All of the lines below are to be printed again exactly; images are excluded from the output.

++++

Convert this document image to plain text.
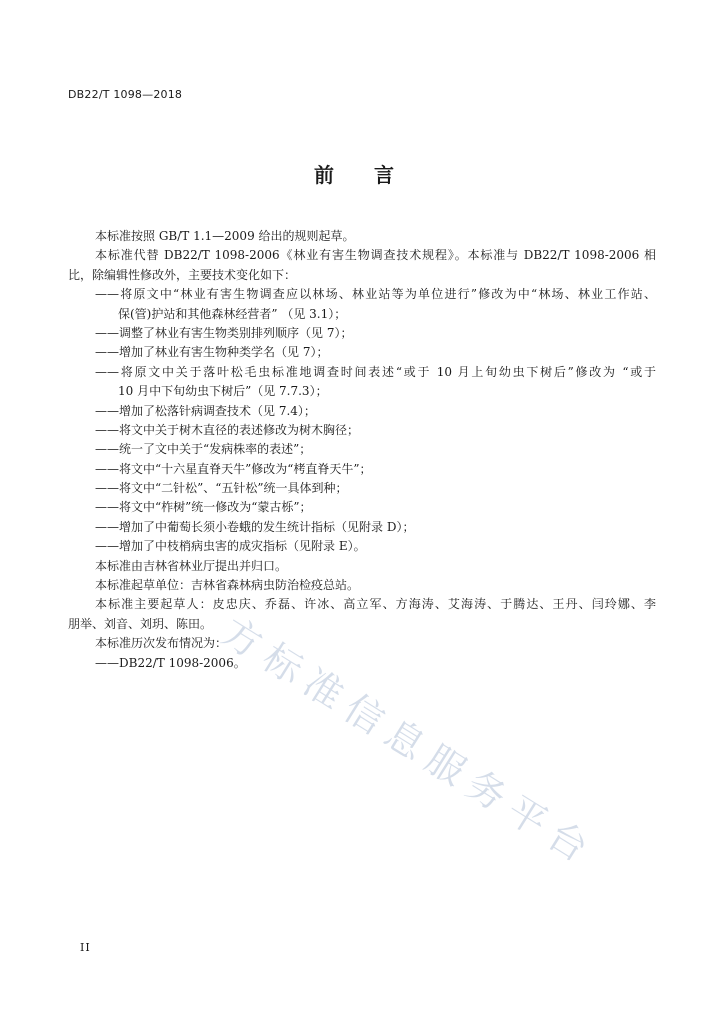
DB22/T 1098—2018
前　　言
方标准信息服务平台
本标准按照 GB/T 1.1—2009 给出的规则起草。
本标准代替 DB22/T 1098-2006《林业有害生物调查技术规程》。本标准与 DB22/T 1098-2006 相
比，除编辑性修改外，主要技术变化如下：
——将原文中“林业有害生物调查应以林场、林业站等为单位进行”修改为中“林场、林业工作站、
保(管)护站和其他森林经营者” （见 3.1）；
——调整了林业有害生物类别排列顺序（见 7）；
——增加了林业有害生物种类学名（见 7）；
——将原文中关于落叶松毛虫标准地调查时间表述“或于 10 月上旬幼虫下树后”修改为 “或于
10 月中下旬幼虫下树后”（见 7.7.3）；
——增加了松落针病调查技术（见 7.4）；
——将文中关于树木直径的表述修改为树木胸径；
——统一了文中关于“发病株率的表述”；
——将文中“十六星直脊天牛”修改为“栲直脊天牛”；
——将文中“二针松”、“五针松”统一具体到种；
——将文中“柞树”统一修改为“蒙古栎”；
——增加了中葡萄长须小卷蛾的发生统计指标（见附录 D）；
——增加了中枝梢病虫害的成灾指标（见附录 E）。
本标准由吉林省林业厅提出并归口。
本标准起草单位：吉林省森林病虫防治检疫总站。
本标准主要起草人：皮忠庆、乔磊、许冰、高立军、方海涛、艾海涛、于腾达、王丹、闫玲娜、李
朋举、刘音、刘玥、陈田。
本标准历次发布情况为：
——DB22/T 1098-2006。
II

++++

§ **Finished answer**
Convert this document image to plain text.
DB22/T 1098—2018
前　　言
方标准信息服务平台
本标准按照 GB/T 1.1—2009 给出的规则起草。
本标准代替 DB22/T 1098-2006《林业有害生物调查技术规程》。本标准与 DB22/T 1098-2006 相
比，除编辑性修改外，主要技术变化如下：
——将原文中“林业有害生物调查应以林场、林业站等为单位进行”修改为中“林场、林业工作站、
保(管)护站和其他森林经营者” （见 3.1）；
——调整了林业有害生物类别排列顺序（见 7）；
——增加了林业有害生物种类学名（见 7）；
——将原文中关于落叶松毛虫标准地调查时间表述“或于 10 月上旬幼虫下树后”修改为 “或于
10 月中下旬幼虫下树后”（见 7.7.3）；
——增加了松落针病调查技术（见 7.4）；
——将文中关于树木直径的表述修改为树木胸径；
——统一了文中关于“发病株率的表述”；
——将文中“十六星直脊天牛”修改为“栲直脊天牛”；
——将文中“二针松”、“五针松”统一具体到种；
——将文中“柞树”统一修改为“蒙古栎”；
——增加了中葡萄长须小卷蛾的发生统计指标（见附录 D）；
——增加了中枝梢病虫害的成灾指标（见附录 E）。
本标准由吉林省林业厅提出并归口。
本标准起草单位：吉林省森林病虫防治检疫总站。
本标准主要起草人：皮忠庆、乔磊、许冰、高立军、方海涛、艾海涛、于腾达、王丹、闫玲娜、李
朋举、刘音、刘玥、陈田。
本标准历次发布情况为：
——DB22/T 1098-2006。
II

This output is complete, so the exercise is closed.